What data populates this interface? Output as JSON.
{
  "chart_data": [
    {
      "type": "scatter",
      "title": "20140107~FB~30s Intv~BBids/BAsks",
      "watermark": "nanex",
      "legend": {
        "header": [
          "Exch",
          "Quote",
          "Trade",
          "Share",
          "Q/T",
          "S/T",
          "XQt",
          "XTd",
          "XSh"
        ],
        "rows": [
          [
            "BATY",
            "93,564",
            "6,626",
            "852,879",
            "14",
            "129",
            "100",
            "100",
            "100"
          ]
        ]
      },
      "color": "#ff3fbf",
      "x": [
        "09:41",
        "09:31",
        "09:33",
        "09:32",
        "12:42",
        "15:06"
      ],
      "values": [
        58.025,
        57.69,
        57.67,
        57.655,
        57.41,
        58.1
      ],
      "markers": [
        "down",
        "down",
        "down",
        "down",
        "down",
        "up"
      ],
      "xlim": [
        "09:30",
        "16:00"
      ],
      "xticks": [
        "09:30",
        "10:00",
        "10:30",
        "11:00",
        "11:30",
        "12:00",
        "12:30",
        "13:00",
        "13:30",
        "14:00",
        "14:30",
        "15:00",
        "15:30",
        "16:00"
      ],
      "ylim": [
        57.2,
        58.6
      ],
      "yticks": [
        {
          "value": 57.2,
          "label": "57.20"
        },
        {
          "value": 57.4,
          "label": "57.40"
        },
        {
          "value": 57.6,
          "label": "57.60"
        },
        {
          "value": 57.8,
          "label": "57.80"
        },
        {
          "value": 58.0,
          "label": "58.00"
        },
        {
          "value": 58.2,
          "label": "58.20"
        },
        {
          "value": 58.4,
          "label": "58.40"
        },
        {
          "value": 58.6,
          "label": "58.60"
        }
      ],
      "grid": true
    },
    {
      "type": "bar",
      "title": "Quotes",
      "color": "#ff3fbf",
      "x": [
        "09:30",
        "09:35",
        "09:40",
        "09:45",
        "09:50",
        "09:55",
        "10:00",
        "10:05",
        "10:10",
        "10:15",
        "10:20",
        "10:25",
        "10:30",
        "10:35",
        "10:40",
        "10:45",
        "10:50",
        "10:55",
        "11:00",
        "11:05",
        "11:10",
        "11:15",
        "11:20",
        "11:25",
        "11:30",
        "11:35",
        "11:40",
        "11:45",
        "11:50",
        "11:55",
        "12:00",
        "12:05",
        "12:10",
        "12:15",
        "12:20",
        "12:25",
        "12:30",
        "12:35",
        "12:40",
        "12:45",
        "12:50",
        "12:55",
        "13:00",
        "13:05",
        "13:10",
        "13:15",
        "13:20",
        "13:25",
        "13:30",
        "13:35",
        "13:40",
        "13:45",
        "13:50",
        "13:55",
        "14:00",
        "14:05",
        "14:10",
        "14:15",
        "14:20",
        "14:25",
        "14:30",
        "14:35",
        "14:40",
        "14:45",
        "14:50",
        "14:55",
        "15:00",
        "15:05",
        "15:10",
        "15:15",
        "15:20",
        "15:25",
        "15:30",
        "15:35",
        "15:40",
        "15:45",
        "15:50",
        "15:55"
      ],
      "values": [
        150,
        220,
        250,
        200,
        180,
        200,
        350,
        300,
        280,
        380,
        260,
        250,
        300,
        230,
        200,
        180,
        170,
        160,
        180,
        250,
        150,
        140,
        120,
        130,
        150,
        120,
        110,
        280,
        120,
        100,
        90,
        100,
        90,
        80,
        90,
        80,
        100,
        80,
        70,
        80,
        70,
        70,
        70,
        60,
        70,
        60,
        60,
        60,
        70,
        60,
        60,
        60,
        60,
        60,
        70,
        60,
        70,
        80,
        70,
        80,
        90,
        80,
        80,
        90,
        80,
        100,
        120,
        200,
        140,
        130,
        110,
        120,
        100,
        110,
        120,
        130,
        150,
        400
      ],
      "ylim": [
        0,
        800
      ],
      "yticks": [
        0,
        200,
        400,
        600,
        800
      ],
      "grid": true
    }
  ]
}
◇ ◇ ◇ ◇ ◇ ◇ ◇
Select all lines in the listing that include the word "label".

          "label": "57.20"
          "label": "57.40"
          "label": "57.60"
          "label": "57.80"
          "label": "58.00"
          "label": "58.20"
          "label": "58.40"
          "label": "58.60"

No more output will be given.